▸ **Task description**: How many lines of these entries hold the string "Level"? Answer with the number alone.

— Start of Record list —

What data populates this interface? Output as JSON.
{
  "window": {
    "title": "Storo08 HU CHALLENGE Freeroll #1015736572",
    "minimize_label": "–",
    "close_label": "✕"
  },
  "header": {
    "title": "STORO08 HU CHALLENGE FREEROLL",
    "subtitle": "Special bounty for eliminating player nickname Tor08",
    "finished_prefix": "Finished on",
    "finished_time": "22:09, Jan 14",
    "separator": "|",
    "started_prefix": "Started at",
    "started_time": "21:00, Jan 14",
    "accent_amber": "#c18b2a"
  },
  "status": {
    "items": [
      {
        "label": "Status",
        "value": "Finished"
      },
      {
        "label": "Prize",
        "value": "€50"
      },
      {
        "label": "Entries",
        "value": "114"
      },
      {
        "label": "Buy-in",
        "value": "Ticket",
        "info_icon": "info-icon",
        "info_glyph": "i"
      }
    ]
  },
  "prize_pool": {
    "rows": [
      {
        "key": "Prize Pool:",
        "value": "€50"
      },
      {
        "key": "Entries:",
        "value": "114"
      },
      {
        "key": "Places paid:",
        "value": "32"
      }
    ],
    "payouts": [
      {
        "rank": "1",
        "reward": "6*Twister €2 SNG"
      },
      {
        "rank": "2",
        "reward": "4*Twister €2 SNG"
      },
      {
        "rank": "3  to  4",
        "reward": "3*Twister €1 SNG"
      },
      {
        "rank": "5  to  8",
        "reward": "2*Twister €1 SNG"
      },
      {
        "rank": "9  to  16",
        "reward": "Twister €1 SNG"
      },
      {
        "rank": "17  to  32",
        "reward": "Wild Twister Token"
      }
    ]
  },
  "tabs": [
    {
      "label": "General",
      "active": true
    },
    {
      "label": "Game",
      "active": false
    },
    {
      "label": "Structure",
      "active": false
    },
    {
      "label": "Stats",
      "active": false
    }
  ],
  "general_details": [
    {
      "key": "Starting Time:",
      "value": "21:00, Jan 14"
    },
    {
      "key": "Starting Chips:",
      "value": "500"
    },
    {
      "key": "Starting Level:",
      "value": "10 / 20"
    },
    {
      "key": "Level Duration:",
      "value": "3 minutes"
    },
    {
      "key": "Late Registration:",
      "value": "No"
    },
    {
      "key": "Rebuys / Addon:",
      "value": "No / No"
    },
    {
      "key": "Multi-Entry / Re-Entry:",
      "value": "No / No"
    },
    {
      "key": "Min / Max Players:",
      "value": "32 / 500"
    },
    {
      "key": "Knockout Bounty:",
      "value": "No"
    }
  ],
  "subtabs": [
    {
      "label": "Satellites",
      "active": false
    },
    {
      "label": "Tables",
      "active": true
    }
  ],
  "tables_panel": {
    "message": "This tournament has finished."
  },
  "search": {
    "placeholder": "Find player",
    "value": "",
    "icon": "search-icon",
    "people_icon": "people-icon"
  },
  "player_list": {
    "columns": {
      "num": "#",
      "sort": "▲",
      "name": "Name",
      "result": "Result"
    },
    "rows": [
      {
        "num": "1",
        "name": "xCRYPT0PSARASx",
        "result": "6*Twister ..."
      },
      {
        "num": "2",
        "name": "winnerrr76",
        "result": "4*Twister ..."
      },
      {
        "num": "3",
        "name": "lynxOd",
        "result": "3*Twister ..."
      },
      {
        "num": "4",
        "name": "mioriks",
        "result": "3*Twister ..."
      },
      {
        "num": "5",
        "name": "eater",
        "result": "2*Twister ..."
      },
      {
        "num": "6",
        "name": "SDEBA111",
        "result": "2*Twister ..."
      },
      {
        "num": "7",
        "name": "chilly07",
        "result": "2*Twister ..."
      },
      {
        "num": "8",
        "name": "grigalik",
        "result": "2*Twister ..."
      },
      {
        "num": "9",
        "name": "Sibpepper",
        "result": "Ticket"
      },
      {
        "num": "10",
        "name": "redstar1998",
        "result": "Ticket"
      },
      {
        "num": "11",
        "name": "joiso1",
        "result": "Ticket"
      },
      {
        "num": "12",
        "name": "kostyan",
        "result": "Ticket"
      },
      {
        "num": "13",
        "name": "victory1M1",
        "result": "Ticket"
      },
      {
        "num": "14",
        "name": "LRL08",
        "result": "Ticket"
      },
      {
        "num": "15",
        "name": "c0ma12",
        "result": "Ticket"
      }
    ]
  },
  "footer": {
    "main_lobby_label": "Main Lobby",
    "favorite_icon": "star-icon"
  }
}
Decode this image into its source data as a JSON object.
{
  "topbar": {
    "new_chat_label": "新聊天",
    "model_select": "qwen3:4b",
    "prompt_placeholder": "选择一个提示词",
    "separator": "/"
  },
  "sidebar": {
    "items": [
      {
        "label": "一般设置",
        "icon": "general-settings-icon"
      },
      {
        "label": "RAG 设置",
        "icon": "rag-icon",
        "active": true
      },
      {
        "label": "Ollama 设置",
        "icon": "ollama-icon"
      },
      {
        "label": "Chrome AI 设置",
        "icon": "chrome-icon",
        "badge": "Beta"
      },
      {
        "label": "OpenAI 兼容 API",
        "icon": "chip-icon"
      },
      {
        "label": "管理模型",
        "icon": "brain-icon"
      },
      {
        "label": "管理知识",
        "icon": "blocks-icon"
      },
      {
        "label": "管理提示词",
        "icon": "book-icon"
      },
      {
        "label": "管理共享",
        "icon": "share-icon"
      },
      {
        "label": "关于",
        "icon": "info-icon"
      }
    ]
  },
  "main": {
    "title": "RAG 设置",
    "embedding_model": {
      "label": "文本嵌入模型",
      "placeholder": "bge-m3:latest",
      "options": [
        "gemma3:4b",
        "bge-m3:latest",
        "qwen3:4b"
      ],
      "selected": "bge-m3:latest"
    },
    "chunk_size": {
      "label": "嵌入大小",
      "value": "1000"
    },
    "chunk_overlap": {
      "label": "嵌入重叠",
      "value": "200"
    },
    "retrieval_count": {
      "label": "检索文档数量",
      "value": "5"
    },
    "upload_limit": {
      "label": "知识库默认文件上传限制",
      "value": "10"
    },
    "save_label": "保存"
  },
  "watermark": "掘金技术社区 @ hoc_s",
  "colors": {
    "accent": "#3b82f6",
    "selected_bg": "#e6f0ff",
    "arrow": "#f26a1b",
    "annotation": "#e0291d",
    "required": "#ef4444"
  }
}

— End of Record list —

▸ **Complete answer**: 2